• Excerpted passage
[Start of Attachment]

There’s no hard rule that says you should start decluttering your home in the spring.
Getting organized is on top of most New Year’s resolution lists, and decluttering should naturally be part and parcel of that goal.
Productivity coach and professional organizer Clare Kumar of Streamlife and Professional Organizers in Canada, says people may steer away from this time of the year to declutter because of the weather.
“There’s a lack of energy and it’s so dark and cold, but certainly people have a drive,” she tells Global News. “Think about decluttering on a weekend morning … Don’t do it on a Friday night when you are tired and frazzled.”
Kumar says before you start hitting spaces in your home, have a clear idea of what you want to do with your time. She even suggests walking around the space and making notes of things that bother you.
“Start by looking at storage areas and editing those places first. You need to create spaces for things that don’t have a home to go to.”
She also suggests a PLAN (prioritize, liberate, arrange, nurture) format, in which you prioritize what you want to do with your time, and liberate yourself by letting go of pieces you don’t.
Arrange and organize the remainder of your space and nurture it going forward — you don’t want to keep falling into the same habit of collecting junk.
And if collecting things in your home becomes an uncontrollable habit that leads to hoarding, seek help from a professional.
Below are eight common household items people keep for several years. Kumar shares her tips on how to get rid of these items by donating, selling or recycling them.
How many old mobile devices do you have in your home? How many of them actually work? Kumar says people don’t like to get rid of old phones because they haven’t taken the time to wipe them out. And when phones don’t work, she adds people hold onto them in case they could be worth something one day.
Clear out your phones that work, either by recycling them (some cities will even pick up electronic recycling) or by selling the parts to a local repair shop. “If you’re really savvy, you can get rid of it while it is still worth something,” she says.
Cords and chargers
Like phones, many people also have a ton of chargers and cords sitting in closets and drawers. These can be from old phones, tablets, computers, televisions or just back-ups that have been piling up for years.
Kumar says if you have a lot of chargers or other cords, recycle them or just donate them to someone who could use them.
Clothes end up being the largest pile of unnecessary junk in your home because people can’t seem to let go of certain pieces, Kumar says. Even though we lose weight, gain weight or simply grow out of these clothes, some people hang on to them for years.
If you have high-end clothes in good condition that you never wear anymore, consider selling them at a consignment store or online through social media sites or apps like Carousell.
READ MORE: How to declutter and get organized
Consider donating the rest to a local shelter, youth home or even family or friends who may be in the need of a coat or winter boots.
Kumar says unless you are a professional photographer or you have some type of sentimental connection to the device, you probably have zero use of your old bulky digital cameras.
“Put together a digital photo album or journal … We’re often just looking for memory trigger,” she says.
Once you wipe out the contents of the cameras, you can recycle them.
A lot of us hold on to vintage or family heirlooms as keepsakes, and if you don’t want to let go of them, Kumar says you should interact with them in a different way.
For example, if you have a tea set from your mother sitting around in a box in the basement or garage, use it to hold makeup brushes or lipsticks. And if you have things that hold value to you personally (Kumar notes some people may keep parts of their first car or other “firsts”), integrate them with your workstation or use them as art.
Often we hold on to gifts because we’re afraid to offend the gift-giver, Kumar says. This is a notion we should let go of in 2018.
Donate it, sell it, re-gift it — whatever the item is, if it has no value or space in your life, get rid of it.
For any beauty junkie, it can be hard to let go of certain makeup products, even though they’ve been expired for years. In 2018, make it a habit to let go of fancy packaging, limited edition beauty tools and colours or trends you don’t see yourself wearing anymore.
If you have gently used products, you can also consider selling or trading them online. If you have something unused, donate it to a shelter.
Magazines and newspapers
Kumar says people end up with mountains of magazines and newspapers over the decades because they don’t have a proper system for filing them. It can also be hard to let go of print publications that don’t exist anymore.
Keep any magazine or newspaper clipping that holds nostalgic value to you, scan the ones sitting in boxes, and recycle the rest.

[End of Attachment]

• Your instructions
Decide whether each statement agrees with the decluttering article. Answer yes or no for each, quoting the words from the article that settle it.
1. Kumar recommends decluttering on a Friday night.
2. The PLAN format stands for prioritize, liberate, arrange and nurture.
3. Kumar says people pile up magazines and newspapers because they lack a proper filing system.
The entries are separate material with no connection to the decluttering article.

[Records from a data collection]
[Start of Attachment]

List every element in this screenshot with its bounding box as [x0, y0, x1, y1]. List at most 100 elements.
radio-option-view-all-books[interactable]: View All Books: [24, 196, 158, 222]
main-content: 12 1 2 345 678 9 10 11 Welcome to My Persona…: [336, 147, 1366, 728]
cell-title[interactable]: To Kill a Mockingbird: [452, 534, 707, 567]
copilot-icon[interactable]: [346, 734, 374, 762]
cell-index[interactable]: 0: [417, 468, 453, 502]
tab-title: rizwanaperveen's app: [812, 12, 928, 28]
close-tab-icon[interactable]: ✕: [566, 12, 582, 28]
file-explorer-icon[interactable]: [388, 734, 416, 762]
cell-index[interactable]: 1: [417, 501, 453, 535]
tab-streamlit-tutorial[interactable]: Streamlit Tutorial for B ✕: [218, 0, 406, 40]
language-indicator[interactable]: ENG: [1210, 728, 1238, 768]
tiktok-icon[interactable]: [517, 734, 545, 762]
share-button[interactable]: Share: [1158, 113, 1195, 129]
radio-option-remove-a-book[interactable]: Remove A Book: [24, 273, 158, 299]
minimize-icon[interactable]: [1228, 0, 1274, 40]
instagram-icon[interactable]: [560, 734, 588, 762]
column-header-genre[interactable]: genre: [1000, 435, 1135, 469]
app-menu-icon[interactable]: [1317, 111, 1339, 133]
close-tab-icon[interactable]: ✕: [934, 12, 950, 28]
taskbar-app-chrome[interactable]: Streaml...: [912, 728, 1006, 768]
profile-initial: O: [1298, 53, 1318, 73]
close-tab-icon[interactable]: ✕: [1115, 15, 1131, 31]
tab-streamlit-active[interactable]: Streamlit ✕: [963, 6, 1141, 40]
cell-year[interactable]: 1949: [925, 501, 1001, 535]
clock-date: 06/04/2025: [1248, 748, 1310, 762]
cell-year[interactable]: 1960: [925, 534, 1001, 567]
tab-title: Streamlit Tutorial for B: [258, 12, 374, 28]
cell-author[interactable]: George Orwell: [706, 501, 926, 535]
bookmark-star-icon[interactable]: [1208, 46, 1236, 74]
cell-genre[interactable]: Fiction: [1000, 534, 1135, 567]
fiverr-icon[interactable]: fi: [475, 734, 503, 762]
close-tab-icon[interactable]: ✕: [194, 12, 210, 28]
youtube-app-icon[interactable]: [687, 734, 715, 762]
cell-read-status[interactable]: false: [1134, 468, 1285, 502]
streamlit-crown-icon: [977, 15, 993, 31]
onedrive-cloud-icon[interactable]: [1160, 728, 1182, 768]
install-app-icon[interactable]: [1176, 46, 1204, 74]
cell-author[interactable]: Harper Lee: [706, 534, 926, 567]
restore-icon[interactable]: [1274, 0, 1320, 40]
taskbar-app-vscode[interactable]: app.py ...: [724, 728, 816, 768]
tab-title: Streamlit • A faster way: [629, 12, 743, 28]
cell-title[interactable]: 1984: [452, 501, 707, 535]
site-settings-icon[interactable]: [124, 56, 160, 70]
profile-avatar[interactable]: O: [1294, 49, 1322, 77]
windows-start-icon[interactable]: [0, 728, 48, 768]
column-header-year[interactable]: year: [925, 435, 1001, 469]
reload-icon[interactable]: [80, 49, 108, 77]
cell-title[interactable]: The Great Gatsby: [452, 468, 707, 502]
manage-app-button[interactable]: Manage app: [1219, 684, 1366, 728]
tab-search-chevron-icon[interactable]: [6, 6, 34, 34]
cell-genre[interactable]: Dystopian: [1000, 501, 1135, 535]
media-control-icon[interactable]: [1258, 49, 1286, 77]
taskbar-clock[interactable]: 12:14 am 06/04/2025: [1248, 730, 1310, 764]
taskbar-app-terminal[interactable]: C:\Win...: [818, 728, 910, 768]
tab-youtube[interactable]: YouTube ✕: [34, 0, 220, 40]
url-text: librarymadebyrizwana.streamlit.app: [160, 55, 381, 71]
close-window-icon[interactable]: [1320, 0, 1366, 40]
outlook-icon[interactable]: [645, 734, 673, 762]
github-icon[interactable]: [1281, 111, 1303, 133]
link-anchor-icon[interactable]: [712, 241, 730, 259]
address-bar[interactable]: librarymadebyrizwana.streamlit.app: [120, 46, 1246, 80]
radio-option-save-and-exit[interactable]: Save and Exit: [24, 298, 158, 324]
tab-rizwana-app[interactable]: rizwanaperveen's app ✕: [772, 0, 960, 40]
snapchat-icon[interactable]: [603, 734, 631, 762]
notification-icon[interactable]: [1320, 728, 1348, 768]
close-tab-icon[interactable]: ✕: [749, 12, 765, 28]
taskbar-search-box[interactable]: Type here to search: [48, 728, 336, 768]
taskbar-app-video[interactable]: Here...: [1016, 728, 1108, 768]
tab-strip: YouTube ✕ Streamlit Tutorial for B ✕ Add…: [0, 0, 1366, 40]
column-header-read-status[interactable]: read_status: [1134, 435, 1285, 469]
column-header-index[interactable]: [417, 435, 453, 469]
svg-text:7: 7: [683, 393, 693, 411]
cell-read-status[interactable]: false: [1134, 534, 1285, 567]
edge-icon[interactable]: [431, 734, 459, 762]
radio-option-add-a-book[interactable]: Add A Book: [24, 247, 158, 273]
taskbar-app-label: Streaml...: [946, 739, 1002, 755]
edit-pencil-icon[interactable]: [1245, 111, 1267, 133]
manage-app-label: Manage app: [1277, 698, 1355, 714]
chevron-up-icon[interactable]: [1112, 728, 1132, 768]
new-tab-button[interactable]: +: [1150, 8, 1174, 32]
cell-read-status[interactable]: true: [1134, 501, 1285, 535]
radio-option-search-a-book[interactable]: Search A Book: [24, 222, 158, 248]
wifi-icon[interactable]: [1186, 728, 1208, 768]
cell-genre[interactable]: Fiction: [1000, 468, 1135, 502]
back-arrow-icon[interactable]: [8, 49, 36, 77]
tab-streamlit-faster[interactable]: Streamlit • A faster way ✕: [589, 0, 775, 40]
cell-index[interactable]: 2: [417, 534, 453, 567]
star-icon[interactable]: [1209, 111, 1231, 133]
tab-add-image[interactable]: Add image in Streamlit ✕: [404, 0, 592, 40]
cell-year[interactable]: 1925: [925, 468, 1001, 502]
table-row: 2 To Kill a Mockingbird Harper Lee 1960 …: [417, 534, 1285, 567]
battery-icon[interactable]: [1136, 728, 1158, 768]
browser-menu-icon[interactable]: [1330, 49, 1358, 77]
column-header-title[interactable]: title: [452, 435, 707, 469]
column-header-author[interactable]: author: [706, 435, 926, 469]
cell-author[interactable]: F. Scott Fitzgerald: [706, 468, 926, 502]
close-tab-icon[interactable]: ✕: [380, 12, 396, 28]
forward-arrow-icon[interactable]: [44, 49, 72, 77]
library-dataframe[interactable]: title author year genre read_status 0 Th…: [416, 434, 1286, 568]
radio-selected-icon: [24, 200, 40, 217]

[End of Attachment]

• Solution to the problem
1. No: "Don’t do it on a Friday night when you are tired and frazzled."
2. Yes: "PLAN (prioritize, liberate, arrange, nurture)"
3. Yes: "because they don’t have a proper system for filing them"